--- begin Input material ---

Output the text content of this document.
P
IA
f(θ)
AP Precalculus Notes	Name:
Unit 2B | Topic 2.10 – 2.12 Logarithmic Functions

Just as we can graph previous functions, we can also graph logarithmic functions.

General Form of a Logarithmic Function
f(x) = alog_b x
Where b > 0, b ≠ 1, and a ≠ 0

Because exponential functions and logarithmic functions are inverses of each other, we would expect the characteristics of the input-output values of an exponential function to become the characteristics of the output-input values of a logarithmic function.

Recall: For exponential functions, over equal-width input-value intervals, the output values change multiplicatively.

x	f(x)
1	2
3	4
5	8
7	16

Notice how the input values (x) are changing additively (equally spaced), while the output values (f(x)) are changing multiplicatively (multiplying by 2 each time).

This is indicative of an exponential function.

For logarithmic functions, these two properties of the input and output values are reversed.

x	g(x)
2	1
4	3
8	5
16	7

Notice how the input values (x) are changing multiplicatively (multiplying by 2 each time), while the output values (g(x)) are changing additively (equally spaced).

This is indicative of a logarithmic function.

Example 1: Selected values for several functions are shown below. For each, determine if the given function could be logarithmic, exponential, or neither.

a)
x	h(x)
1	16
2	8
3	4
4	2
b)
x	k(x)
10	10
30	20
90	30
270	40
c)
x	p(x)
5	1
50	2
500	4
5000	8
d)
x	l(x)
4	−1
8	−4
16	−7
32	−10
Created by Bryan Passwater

--- end Input material ---

Stated goal :: Your task is to repeat every entry exactly.

Result of the exercise ::
Output the text content of this document.
P
IA
f(θ)
AP Precalculus Notes	Name:
Unit 2B | Topic 2.10 – 2.12 Logarithmic Functions

Just as we can graph previous functions, we can also graph logarithmic functions.

General Form of a Logarithmic Function
f(x) = alog_b x
Where b > 0, b ≠ 1, and a ≠ 0

Because exponential functions and logarithmic functions are inverses of each other, we would expect the characteristics of the input-output values of an exponential function to become the characteristics of the output-input values of a logarithmic function.

Recall: For exponential functions, over equal-width input-value intervals, the output values change multiplicatively.

x	f(x)
1	2
3	4
5	8
7	16

Notice how the input values (x) are changing additively (equally spaced), while the output values (f(x)) are changing multiplicatively (multiplying by 2 each time).

This is indicative of an exponential function.

For logarithmic functions, these two properties of the input and output values are reversed.

x	g(x)
2	1
4	3
8	5
16	7

Notice how the input values (x) are changing multiplicatively (multiplying by 2 each time), while the output values (g(x)) are changing additively (equally spaced).

This is indicative of a logarithmic function.

Example 1: Selected values for several functions are shown below. For each, determine if the given function could be logarithmic, exponential, or neither.

a)
x	h(x)
1	16
2	8
3	4
4	2
b)
x	k(x)
10	10
30	20
90	30
270	40
c)
x	p(x)
5	1
50	2
500	4
5000	8
d)
x	l(x)
4	−1
8	−4
16	−7
32	−10
Created by Bryan Passwater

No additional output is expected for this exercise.